──────── Information provided ────────

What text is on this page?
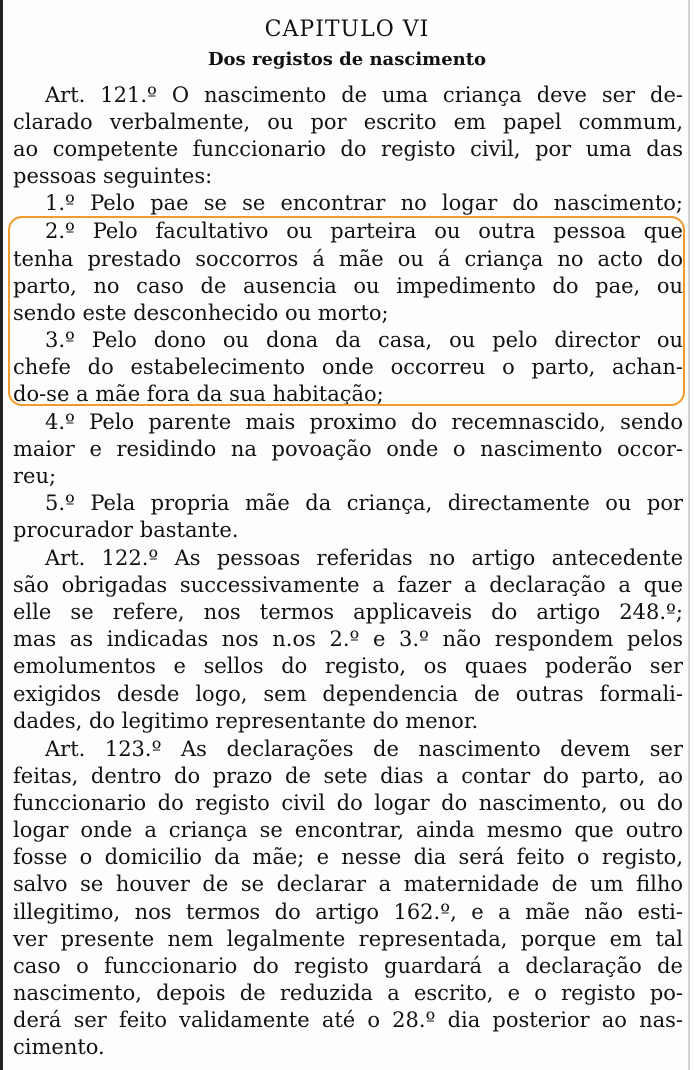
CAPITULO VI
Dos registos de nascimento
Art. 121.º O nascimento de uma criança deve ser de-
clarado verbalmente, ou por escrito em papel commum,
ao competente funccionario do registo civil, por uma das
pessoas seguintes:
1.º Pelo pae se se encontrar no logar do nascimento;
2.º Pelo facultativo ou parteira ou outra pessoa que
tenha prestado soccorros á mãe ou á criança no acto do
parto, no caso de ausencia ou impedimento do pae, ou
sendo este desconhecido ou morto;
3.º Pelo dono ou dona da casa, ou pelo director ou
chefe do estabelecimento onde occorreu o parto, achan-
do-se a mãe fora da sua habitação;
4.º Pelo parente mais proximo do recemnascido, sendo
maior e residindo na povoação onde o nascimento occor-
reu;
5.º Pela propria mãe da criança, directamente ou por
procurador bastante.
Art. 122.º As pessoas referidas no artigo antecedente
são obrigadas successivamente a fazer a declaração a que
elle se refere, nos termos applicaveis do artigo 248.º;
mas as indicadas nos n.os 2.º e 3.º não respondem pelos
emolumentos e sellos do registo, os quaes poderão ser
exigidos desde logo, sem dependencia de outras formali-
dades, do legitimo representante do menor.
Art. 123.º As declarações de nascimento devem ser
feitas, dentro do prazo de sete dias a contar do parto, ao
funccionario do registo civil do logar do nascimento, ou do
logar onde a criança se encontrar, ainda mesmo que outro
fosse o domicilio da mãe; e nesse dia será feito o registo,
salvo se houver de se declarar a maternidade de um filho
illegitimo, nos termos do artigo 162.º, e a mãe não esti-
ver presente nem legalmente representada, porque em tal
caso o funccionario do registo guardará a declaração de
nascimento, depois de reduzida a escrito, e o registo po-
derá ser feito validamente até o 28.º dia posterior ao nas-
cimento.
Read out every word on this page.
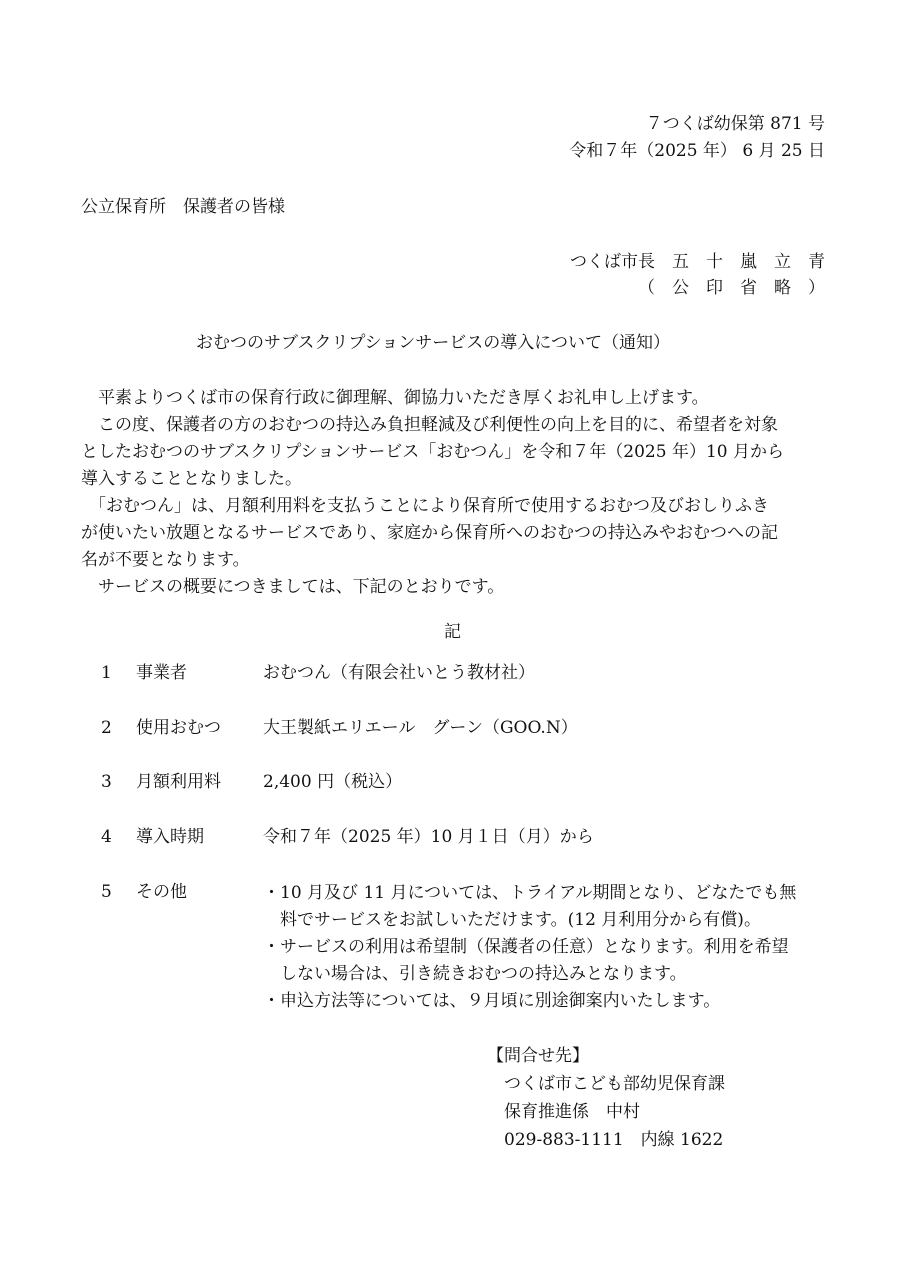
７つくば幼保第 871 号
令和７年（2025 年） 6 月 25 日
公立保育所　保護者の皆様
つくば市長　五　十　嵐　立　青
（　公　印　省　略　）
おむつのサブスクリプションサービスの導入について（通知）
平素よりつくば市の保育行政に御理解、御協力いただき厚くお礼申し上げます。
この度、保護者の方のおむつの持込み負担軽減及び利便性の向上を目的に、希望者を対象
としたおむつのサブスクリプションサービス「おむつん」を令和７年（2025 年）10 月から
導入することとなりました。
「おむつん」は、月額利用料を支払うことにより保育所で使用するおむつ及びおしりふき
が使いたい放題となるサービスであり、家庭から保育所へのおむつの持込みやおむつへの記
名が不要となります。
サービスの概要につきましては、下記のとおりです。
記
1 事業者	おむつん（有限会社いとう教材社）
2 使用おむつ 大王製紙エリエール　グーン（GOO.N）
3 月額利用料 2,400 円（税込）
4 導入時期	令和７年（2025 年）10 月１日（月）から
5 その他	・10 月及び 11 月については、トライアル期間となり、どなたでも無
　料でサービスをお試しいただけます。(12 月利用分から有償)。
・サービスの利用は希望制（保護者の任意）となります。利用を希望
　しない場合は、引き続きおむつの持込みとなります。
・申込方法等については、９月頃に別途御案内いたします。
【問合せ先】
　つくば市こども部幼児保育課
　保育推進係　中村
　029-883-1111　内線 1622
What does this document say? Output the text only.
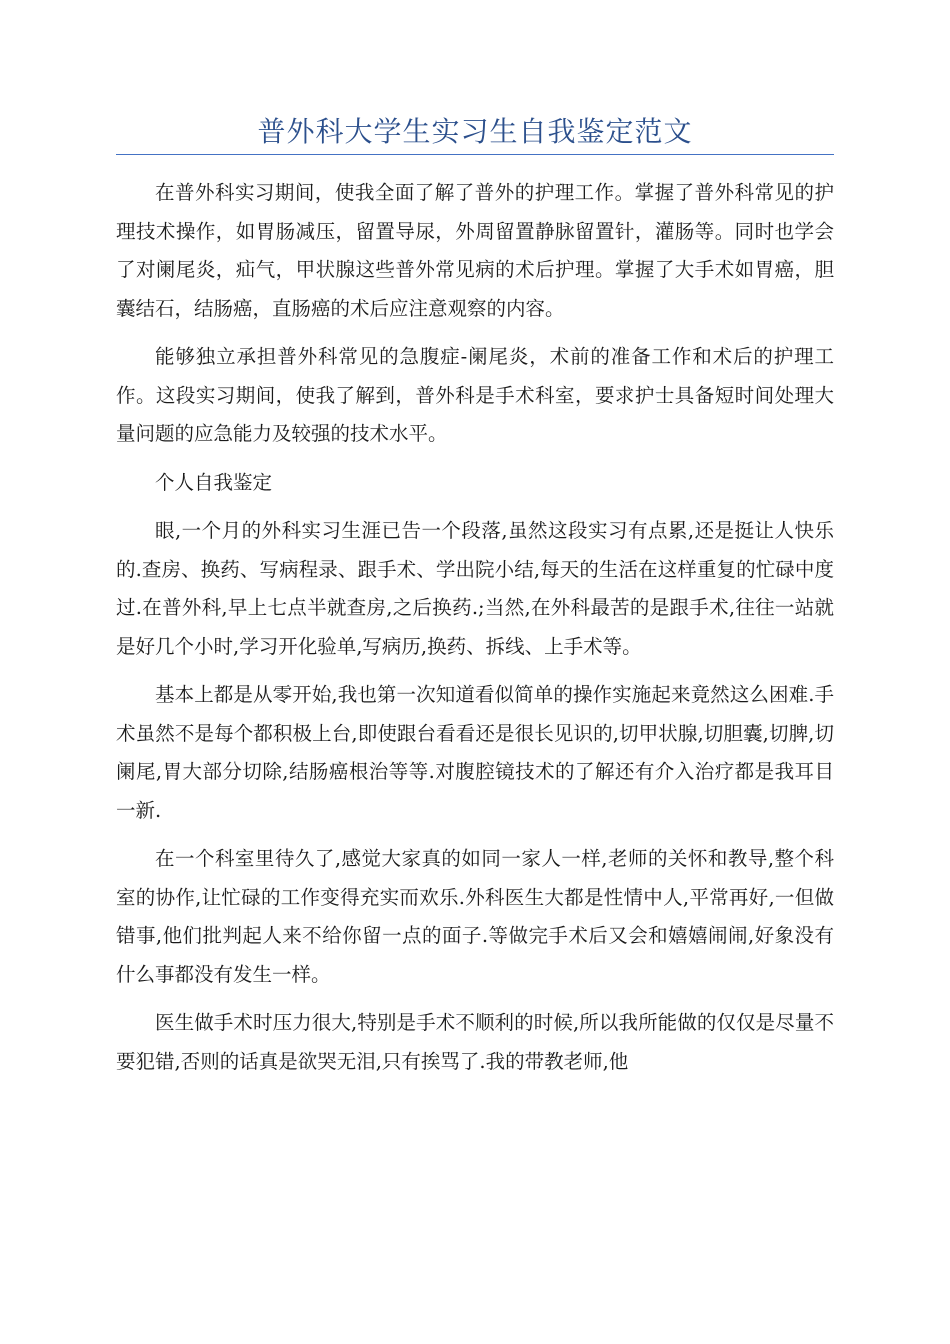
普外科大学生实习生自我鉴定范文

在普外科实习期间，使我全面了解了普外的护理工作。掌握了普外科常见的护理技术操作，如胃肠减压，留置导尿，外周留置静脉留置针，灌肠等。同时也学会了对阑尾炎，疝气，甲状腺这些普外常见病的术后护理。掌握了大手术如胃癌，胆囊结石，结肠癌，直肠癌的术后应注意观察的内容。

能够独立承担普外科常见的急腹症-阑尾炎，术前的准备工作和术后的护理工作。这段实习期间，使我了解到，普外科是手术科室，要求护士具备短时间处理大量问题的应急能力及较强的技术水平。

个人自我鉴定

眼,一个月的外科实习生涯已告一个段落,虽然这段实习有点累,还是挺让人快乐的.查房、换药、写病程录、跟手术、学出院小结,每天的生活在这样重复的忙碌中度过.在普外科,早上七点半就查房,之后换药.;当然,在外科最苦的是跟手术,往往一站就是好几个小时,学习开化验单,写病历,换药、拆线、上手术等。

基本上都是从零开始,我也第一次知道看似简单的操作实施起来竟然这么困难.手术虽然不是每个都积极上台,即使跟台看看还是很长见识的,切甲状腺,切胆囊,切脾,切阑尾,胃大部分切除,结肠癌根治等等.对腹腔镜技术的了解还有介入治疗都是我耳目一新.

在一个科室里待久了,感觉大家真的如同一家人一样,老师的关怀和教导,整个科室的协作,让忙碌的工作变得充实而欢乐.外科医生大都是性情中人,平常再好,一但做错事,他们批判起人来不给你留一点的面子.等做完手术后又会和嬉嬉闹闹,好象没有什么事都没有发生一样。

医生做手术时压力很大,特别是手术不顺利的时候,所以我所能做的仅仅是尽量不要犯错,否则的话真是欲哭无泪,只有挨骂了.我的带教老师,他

────────

Locate all lines that include the word "this" and copy them out.

What text is on this page?
Read out every word on this page.
What does this document say? Output the text only.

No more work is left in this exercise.